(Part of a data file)

-- start --

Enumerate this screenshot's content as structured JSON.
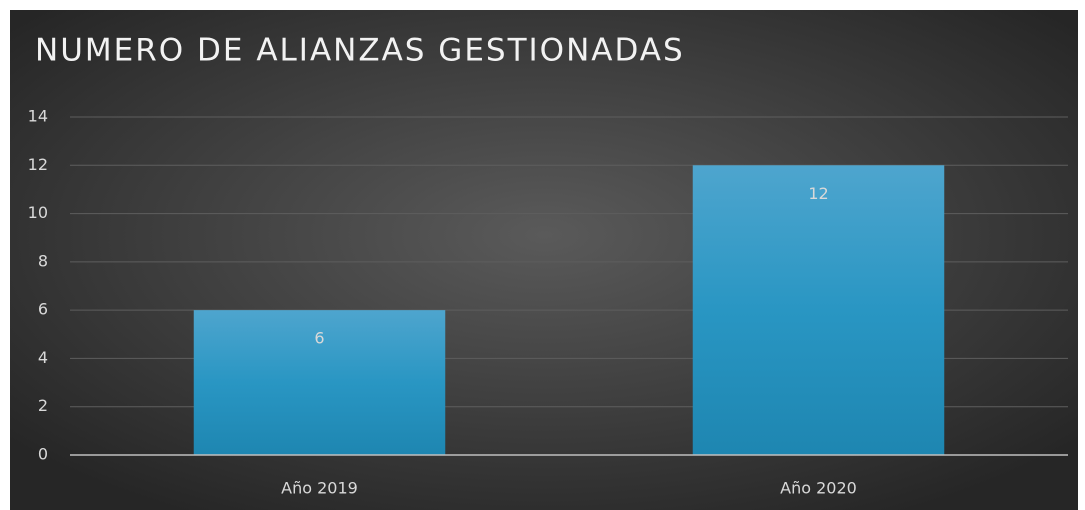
{
  "chart_data": {
    "type": "bar",
    "title": "NUMERO DE ALIANZAS GESTIONADAS",
    "categories": [
      "Año 2019",
      "Año 2020"
    ],
    "values": [
      6,
      12
    ],
    "color": "#2b93bf",
    "ylim": [
      0,
      14
    ],
    "yticks": [
      0,
      2,
      4,
      6,
      8,
      10,
      12,
      14
    ],
    "grid": true,
    "data_labels": true
  }
}
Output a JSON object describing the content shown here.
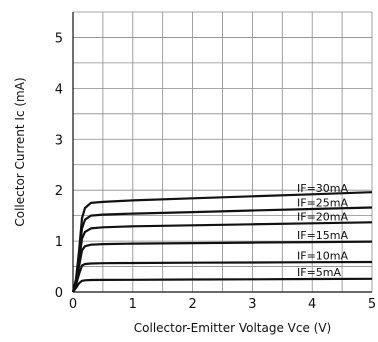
{
  "chart_data": {
    "type": "line",
    "xlabel": "Collector-Emitter Voltage Vce (V)",
    "ylabel": "Collector Current Ic (mA)",
    "xlim": [
      0,
      5
    ],
    "ylim": [
      0,
      5.5
    ],
    "x_ticks": [
      0,
      1,
      2,
      3,
      4,
      5
    ],
    "y_ticks": [
      0,
      1,
      2,
      3,
      4,
      5
    ],
    "grid": true,
    "x_grid_step": 0.5,
    "y_grid_step": 0.5,
    "series": [
      {
        "name": "IF=30mA",
        "x": [
          0,
          0.05,
          0.1,
          0.15,
          0.2,
          0.3,
          0.5,
          1,
          2,
          3,
          4,
          5
        ],
        "y": [
          0,
          0.25,
          0.8,
          1.45,
          1.65,
          1.75,
          1.77,
          1.8,
          1.84,
          1.88,
          1.92,
          1.96
        ]
      },
      {
        "name": "IF=25mA",
        "x": [
          0,
          0.05,
          0.1,
          0.15,
          0.2,
          0.3,
          0.5,
          1,
          2,
          3,
          4,
          5
        ],
        "y": [
          0,
          0.22,
          0.7,
          1.25,
          1.42,
          1.5,
          1.52,
          1.54,
          1.57,
          1.6,
          1.63,
          1.66
        ]
      },
      {
        "name": "IF=20mA",
        "x": [
          0,
          0.05,
          0.1,
          0.15,
          0.2,
          0.3,
          0.5,
          1,
          2,
          3,
          4,
          5
        ],
        "y": [
          0,
          0.2,
          0.6,
          1.05,
          1.18,
          1.25,
          1.27,
          1.29,
          1.31,
          1.33,
          1.35,
          1.37
        ]
      },
      {
        "name": "IF=15mA",
        "x": [
          0,
          0.05,
          0.1,
          0.15,
          0.2,
          0.3,
          0.5,
          1,
          2,
          3,
          4,
          5
        ],
        "y": [
          0,
          0.18,
          0.5,
          0.82,
          0.9,
          0.93,
          0.94,
          0.95,
          0.96,
          0.97,
          0.98,
          0.99
        ]
      },
      {
        "name": "IF=10mA",
        "x": [
          0,
          0.05,
          0.1,
          0.15,
          0.2,
          0.3,
          0.5,
          1,
          2,
          3,
          4,
          5
        ],
        "y": [
          0,
          0.14,
          0.35,
          0.52,
          0.55,
          0.56,
          0.565,
          0.57,
          0.575,
          0.58,
          0.585,
          0.59
        ]
      },
      {
        "name": "IF=5mA",
        "x": [
          0,
          0.05,
          0.1,
          0.15,
          0.2,
          0.3,
          0.5,
          1,
          2,
          3,
          4,
          5
        ],
        "y": [
          0,
          0.08,
          0.17,
          0.22,
          0.23,
          0.235,
          0.238,
          0.24,
          0.245,
          0.25,
          0.255,
          0.26
        ]
      }
    ],
    "colors": {
      "line": "#111111",
      "grid": "#8a8a8a",
      "background": "#ffffff"
    }
  }
}
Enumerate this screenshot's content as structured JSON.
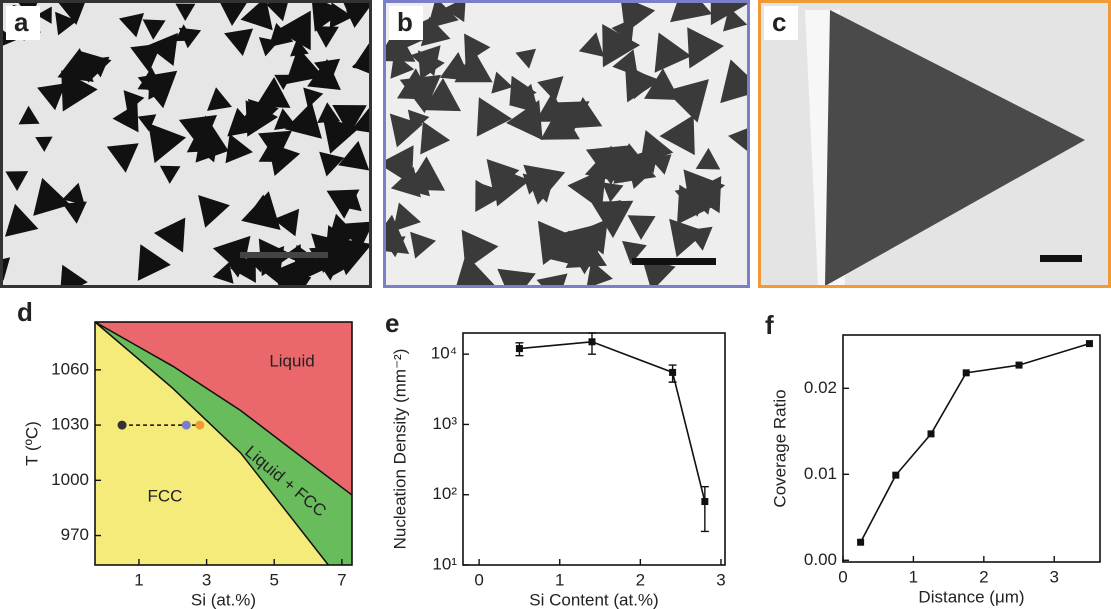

-- end --

WHAT TO DO:
Show the lines where the word "Collector" appears in the entries.

RESPONSE:
    "xlabel": "Collector-Emitter Voltage Vce (V)",
    "ylabel": "Collector Current Ic (mA)",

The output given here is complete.